DO THIS:
Output the full listing below exactly, without the pictures.

DATASET ROWS:
################

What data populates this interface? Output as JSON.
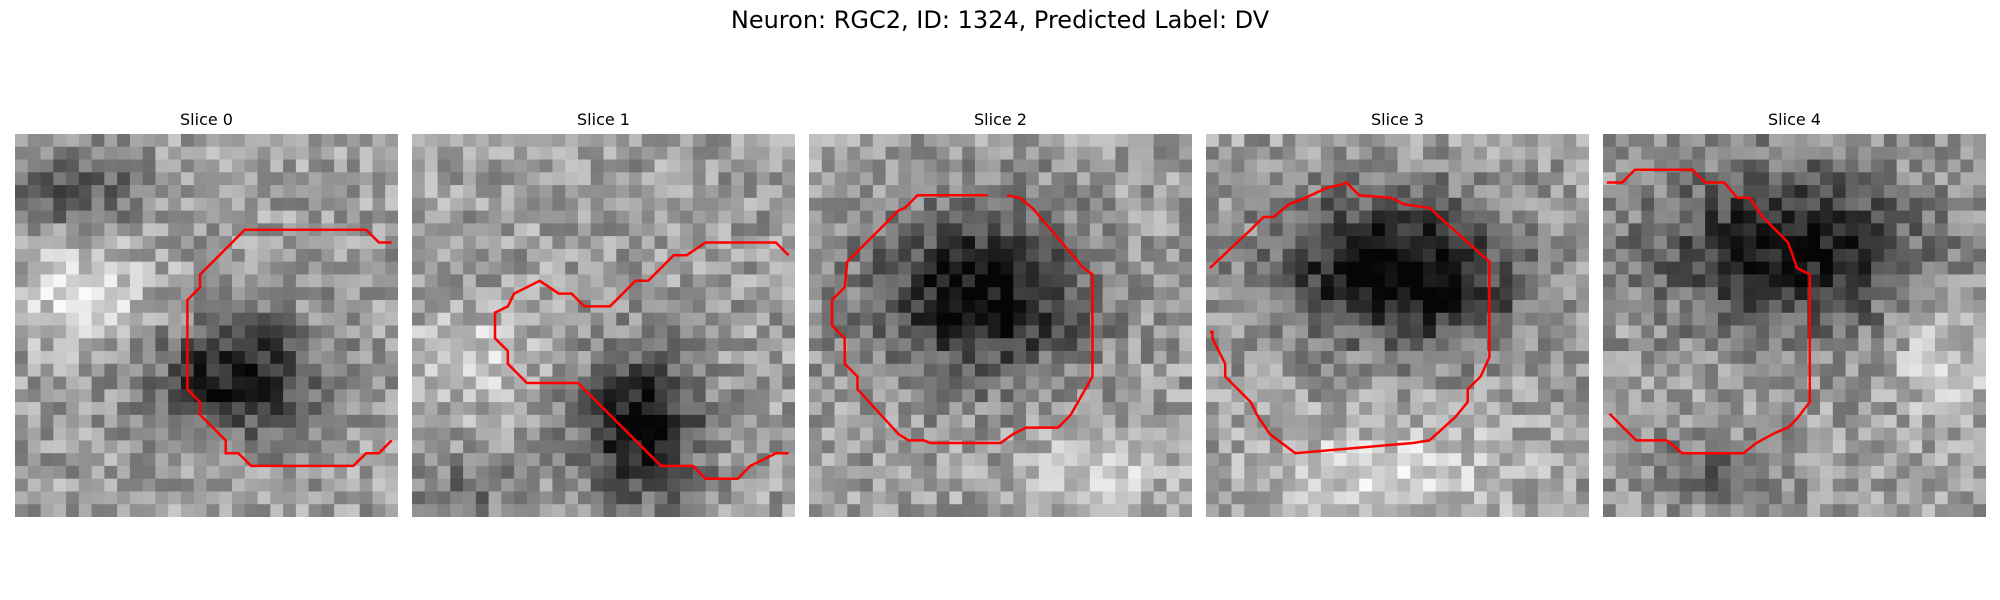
{
  "figure": {
    "suptitle": "Neuron: RGC2, ID: 1324, Predicted Label: DV"
  },
  "panels": [
    {
      "title": "Slice 0"
    },
    {
      "title": "Slice 1"
    },
    {
      "title": "Slice 2"
    },
    {
      "title": "Slice 3"
    },
    {
      "title": "Slice 4"
    }
  ],
  "colors": {
    "contour": "#ff0000"
  }
}
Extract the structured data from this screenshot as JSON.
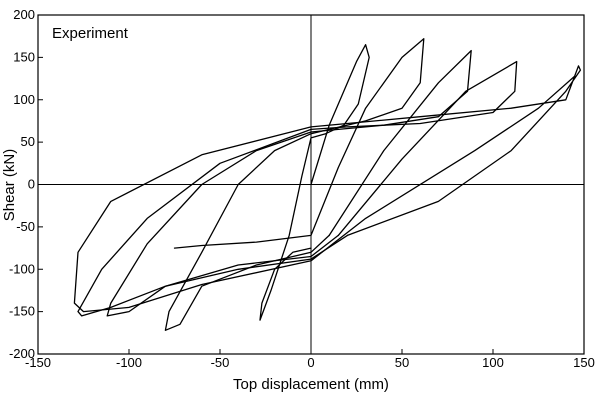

################

RESPONSE TO THE EXERCISE:
What data populates this interface? Output as JSON.
{
  "figure": {
    "suptitle": "Neuron: RGC2, ID: 1324, Predicted Label: DV"
  },
  "panels": [
    {
      "title": "Slice 0"
    },
    {
      "title": "Slice 1"
    },
    {
      "title": "Slice 2"
    },
    {
      "title": "Slice 3"
    },
    {
      "title": "Slice 4"
    }
  ],
  "colors": {
    "contour": "#ff0000"
  }
}
Extract the structured data from this screenshot as JSON.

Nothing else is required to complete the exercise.